WHAT TO WORK ON:
Drop the images; return everything else in the listing below exactly.

Extracted data entries:
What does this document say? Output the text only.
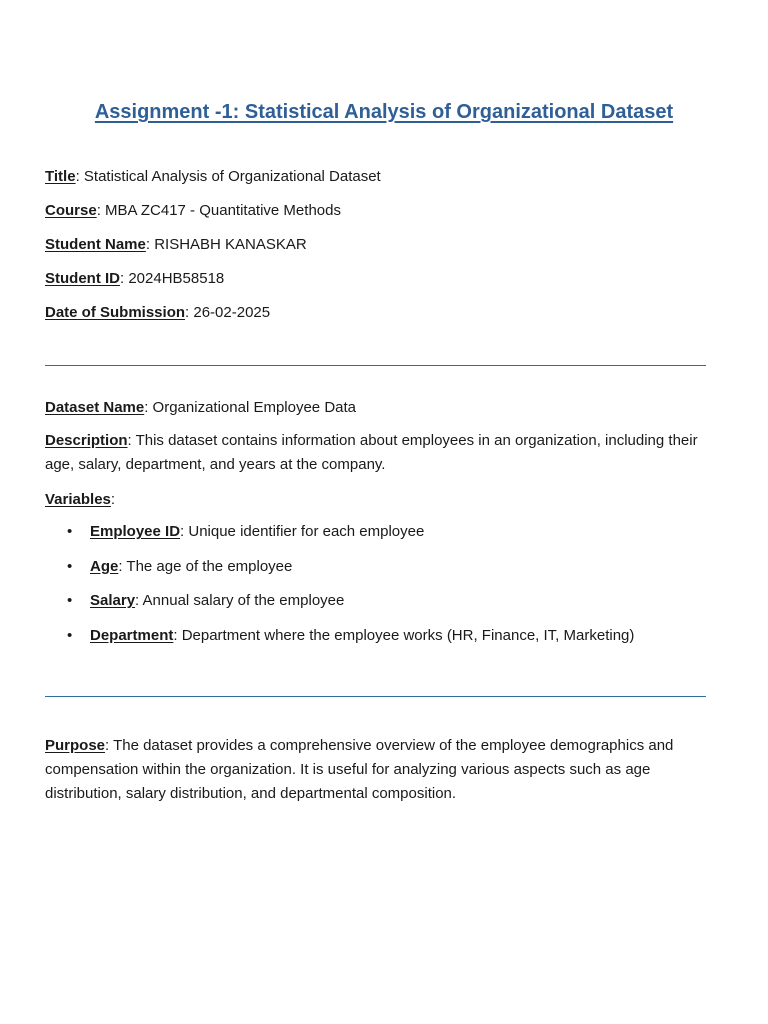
Assignment -1: Statistical Analysis of Organizational Dataset

Title: Statistical Analysis of Organizational Dataset

Course: MBA ZC417 - Quantitative Methods

Student Name: RISHABH KANASKAR

Student ID: 2024HB58518

Date of Submission: 26-02-2025

Dataset Name: Organizational Employee Data

Description: This dataset contains information about employees in an organization, including their age, salary, department, and years at the company.

Variables:

• Employee ID: Unique identifier for each employee
• Age: The age of the employee
• Salary: Annual salary of the employee
• Department: Department where the employee works (HR, Finance, IT, Marketing)

Purpose: The dataset provides a comprehensive overview of the employee demographics and compensation within the organization. It is useful for analyzing various aspects such as age distribution, salary distribution, and departmental composition.
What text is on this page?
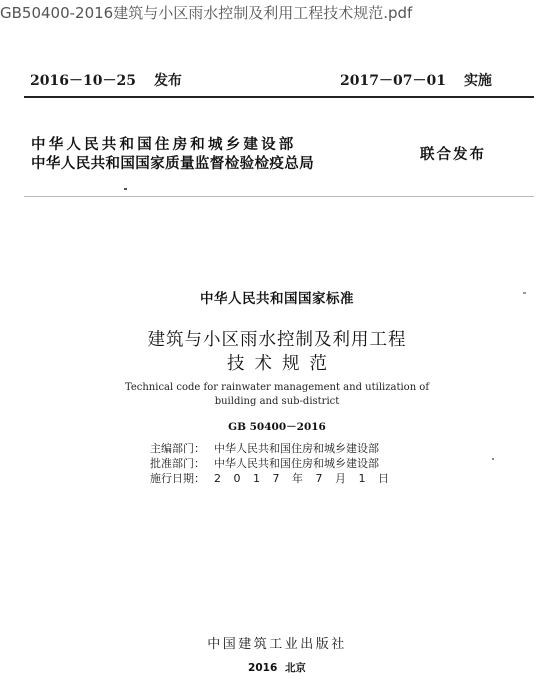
GB50400-2016建筑与小区雨水控制及利用工程技术规范.pdf
2016－10－25 发布	2017－07－01 实施
中华人民共和国住房和城乡建设部
中华人民共和国国家质量监督检验检疫总局
联合发布
中华人民共和国国家标准
建筑与小区雨水控制及利用工程
技术规范
Technical code for rainwater management and utilization of
building and sub-district
GB 50400－2016
主编部门： 中华人民共和国住房和城乡建设部
批准部门： 中华人民共和国住房和城乡建设部
施行日期： 2017年7月1日
中国建筑工业出版社
2016 北京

SOLUTION BELOW:
What does this document say? Output the text only.
Assignment -1: Statistical Analysis of Organizational Dataset

Title: Statistical Analysis of Organizational Dataset

Course: MBA ZC417 - Quantitative Methods

Student Name: RISHABH KANASKAR

Student ID: 2024HB58518

Date of Submission: 26-02-2025

Dataset Name: Organizational Employee Data

Description: This dataset contains information about employees in an organization, including their age, salary, department, and years at the company.

Variables:

• Employee ID: Unique identifier for each employee
• Age: The age of the employee
• Salary: Annual salary of the employee
• Department: Department where the employee works (HR, Finance, IT, Marketing)

Purpose: The dataset provides a comprehensive overview of the employee demographics and compensation within the organization. It is useful for analyzing various aspects such as age distribution, salary distribution, and departmental composition.
What text is on this page?
GB50400-2016建筑与小区雨水控制及利用工程技术规范.pdf
2016－10－25 发布	2017－07－01 实施
中华人民共和国住房和城乡建设部
中华人民共和国国家质量监督检验检疫总局
联合发布
中华人民共和国国家标准
建筑与小区雨水控制及利用工程
技术规范
Technical code for rainwater management and utilization of
building and sub-district
GB 50400－2016
主编部门： 中华人民共和国住房和城乡建设部
批准部门： 中华人民共和国住房和城乡建设部
施行日期： 2017年7月1日
中国建筑工业出版社
2016 北京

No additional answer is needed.